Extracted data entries
-.-.-

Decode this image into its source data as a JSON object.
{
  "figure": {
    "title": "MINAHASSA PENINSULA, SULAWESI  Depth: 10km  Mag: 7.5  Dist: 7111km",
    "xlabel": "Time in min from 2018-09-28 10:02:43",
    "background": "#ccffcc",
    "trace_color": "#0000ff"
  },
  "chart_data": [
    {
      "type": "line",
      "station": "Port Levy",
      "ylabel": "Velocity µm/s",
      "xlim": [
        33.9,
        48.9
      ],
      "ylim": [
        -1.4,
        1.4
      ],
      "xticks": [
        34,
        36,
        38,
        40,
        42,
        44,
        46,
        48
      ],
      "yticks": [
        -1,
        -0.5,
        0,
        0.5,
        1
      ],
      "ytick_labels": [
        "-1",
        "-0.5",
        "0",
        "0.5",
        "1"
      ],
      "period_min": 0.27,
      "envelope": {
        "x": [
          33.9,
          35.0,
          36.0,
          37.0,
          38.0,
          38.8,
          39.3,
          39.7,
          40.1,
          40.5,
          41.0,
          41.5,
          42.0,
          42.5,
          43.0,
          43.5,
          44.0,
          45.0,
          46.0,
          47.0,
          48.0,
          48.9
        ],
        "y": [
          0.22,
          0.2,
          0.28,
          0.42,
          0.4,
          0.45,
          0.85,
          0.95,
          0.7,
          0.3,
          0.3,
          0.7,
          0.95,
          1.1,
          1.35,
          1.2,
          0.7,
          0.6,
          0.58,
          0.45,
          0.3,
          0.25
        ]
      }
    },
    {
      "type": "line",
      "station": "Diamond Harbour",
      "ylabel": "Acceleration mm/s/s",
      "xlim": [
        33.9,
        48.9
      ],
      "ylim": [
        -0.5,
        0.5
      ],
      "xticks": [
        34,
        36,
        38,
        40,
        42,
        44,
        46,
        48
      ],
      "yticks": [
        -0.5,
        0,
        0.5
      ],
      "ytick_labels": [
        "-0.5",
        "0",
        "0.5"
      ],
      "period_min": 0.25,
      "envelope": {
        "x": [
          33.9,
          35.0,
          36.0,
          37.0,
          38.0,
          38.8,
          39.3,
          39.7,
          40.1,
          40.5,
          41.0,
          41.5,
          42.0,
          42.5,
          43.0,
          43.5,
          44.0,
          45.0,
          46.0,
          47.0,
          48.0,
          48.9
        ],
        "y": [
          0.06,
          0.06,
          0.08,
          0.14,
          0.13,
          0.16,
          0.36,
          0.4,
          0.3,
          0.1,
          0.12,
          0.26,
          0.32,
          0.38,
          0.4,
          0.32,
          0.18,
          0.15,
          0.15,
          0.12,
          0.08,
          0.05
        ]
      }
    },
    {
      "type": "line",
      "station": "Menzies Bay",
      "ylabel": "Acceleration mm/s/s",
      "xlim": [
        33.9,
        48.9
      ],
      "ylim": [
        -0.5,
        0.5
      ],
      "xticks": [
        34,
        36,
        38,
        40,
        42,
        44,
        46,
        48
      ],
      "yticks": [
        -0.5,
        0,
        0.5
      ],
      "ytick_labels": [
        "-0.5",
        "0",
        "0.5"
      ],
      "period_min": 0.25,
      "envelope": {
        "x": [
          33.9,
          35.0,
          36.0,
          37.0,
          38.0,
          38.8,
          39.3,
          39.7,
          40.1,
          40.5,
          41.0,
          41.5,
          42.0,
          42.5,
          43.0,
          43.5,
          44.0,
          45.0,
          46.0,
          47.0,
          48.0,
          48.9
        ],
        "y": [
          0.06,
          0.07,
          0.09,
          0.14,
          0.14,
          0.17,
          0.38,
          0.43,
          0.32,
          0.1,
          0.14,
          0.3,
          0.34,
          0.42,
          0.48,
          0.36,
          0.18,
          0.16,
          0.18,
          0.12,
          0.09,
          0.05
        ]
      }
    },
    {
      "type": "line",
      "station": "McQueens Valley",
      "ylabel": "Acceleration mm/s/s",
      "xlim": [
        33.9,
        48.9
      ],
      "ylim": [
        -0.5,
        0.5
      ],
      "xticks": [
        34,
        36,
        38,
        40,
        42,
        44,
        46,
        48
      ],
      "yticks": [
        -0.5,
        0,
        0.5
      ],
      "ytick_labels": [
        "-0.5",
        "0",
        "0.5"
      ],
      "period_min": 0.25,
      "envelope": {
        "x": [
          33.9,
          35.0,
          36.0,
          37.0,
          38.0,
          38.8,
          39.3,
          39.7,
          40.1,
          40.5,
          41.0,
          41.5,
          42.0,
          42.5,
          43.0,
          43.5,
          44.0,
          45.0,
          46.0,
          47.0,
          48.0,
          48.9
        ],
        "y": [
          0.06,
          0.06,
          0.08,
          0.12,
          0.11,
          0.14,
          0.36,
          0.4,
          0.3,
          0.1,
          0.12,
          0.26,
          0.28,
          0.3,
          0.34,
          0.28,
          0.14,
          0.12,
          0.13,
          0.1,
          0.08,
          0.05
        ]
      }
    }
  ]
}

-.-.-

> **Prompt**
Return all of the data precisely as it appears.

> **Answer to this task**
Decode this image into its source data as a JSON object.
{
  "figure": {
    "title": "MINAHASSA PENINSULA, SULAWESI  Depth: 10km  Mag: 7.5  Dist: 7111km",
    "xlabel": "Time in min from 2018-09-28 10:02:43",
    "background": "#ccffcc",
    "trace_color": "#0000ff"
  },
  "chart_data": [
    {
      "type": "line",
      "station": "Port Levy",
      "ylabel": "Velocity µm/s",
      "xlim": [
        33.9,
        48.9
      ],
      "ylim": [
        -1.4,
        1.4
      ],
      "xticks": [
        34,
        36,
        38,
        40,
        42,
        44,
        46,
        48
      ],
      "yticks": [
        -1,
        -0.5,
        0,
        0.5,
        1
      ],
      "ytick_labels": [
        "-1",
        "-0.5",
        "0",
        "0.5",
        "1"
      ],
      "period_min": 0.27,
      "envelope": {
        "x": [
          33.9,
          35.0,
          36.0,
          37.0,
          38.0,
          38.8,
          39.3,
          39.7,
          40.1,
          40.5,
          41.0,
          41.5,
          42.0,
          42.5,
          43.0,
          43.5,
          44.0,
          45.0,
          46.0,
          47.0,
          48.0,
          48.9
        ],
        "y": [
          0.22,
          0.2,
          0.28,
          0.42,
          0.4,
          0.45,
          0.85,
          0.95,
          0.7,
          0.3,
          0.3,
          0.7,
          0.95,
          1.1,
          1.35,
          1.2,
          0.7,
          0.6,
          0.58,
          0.45,
          0.3,
          0.25
        ]
      }
    },
    {
      "type": "line",
      "station": "Diamond Harbour",
      "ylabel": "Acceleration mm/s/s",
      "xlim": [
        33.9,
        48.9
      ],
      "ylim": [
        -0.5,
        0.5
      ],
      "xticks": [
        34,
        36,
        38,
        40,
        42,
        44,
        46,
        48
      ],
      "yticks": [
        -0.5,
        0,
        0.5
      ],
      "ytick_labels": [
        "-0.5",
        "0",
        "0.5"
      ],
      "period_min": 0.25,
      "envelope": {
        "x": [
          33.9,
          35.0,
          36.0,
          37.0,
          38.0,
          38.8,
          39.3,
          39.7,
          40.1,
          40.5,
          41.0,
          41.5,
          42.0,
          42.5,
          43.0,
          43.5,
          44.0,
          45.0,
          46.0,
          47.0,
          48.0,
          48.9
        ],
        "y": [
          0.06,
          0.06,
          0.08,
          0.14,
          0.13,
          0.16,
          0.36,
          0.4,
          0.3,
          0.1,
          0.12,
          0.26,
          0.32,
          0.38,
          0.4,
          0.32,
          0.18,
          0.15,
          0.15,
          0.12,
          0.08,
          0.05
        ]
      }
    },
    {
      "type": "line",
      "station": "Menzies Bay",
      "ylabel": "Acceleration mm/s/s",
      "xlim": [
        33.9,
        48.9
      ],
      "ylim": [
        -0.5,
        0.5
      ],
      "xticks": [
        34,
        36,
        38,
        40,
        42,
        44,
        46,
        48
      ],
      "yticks": [
        -0.5,
        0,
        0.5
      ],
      "ytick_labels": [
        "-0.5",
        "0",
        "0.5"
      ],
      "period_min": 0.25,
      "envelope": {
        "x": [
          33.9,
          35.0,
          36.0,
          37.0,
          38.0,
          38.8,
          39.3,
          39.7,
          40.1,
          40.5,
          41.0,
          41.5,
          42.0,
          42.5,
          43.0,
          43.5,
          44.0,
          45.0,
          46.0,
          47.0,
          48.0,
          48.9
        ],
        "y": [
          0.06,
          0.07,
          0.09,
          0.14,
          0.14,
          0.17,
          0.38,
          0.43,
          0.32,
          0.1,
          0.14,
          0.3,
          0.34,
          0.42,
          0.48,
          0.36,
          0.18,
          0.16,
          0.18,
          0.12,
          0.09,
          0.05
        ]
      }
    },
    {
      "type": "line",
      "station": "McQueens Valley",
      "ylabel": "Acceleration mm/s/s",
      "xlim": [
        33.9,
        48.9
      ],
      "ylim": [
        -0.5,
        0.5
      ],
      "xticks": [
        34,
        36,
        38,
        40,
        42,
        44,
        46,
        48
      ],
      "yticks": [
        -0.5,
        0,
        0.5
      ],
      "ytick_labels": [
        "-0.5",
        "0",
        "0.5"
      ],
      "period_min": 0.25,
      "envelope": {
        "x": [
          33.9,
          35.0,
          36.0,
          37.0,
          38.0,
          38.8,
          39.3,
          39.7,
          40.1,
          40.5,
          41.0,
          41.5,
          42.0,
          42.5,
          43.0,
          43.5,
          44.0,
          45.0,
          46.0,
          47.0,
          48.0,
          48.9
        ],
        "y": [
          0.06,
          0.06,
          0.08,
          0.12,
          0.11,
          0.14,
          0.36,
          0.4,
          0.3,
          0.1,
          0.12,
          0.26,
          0.28,
          0.3,
          0.34,
          0.28,
          0.14,
          0.12,
          0.13,
          0.1,
          0.08,
          0.05
        ]
      }
    }
  ]
}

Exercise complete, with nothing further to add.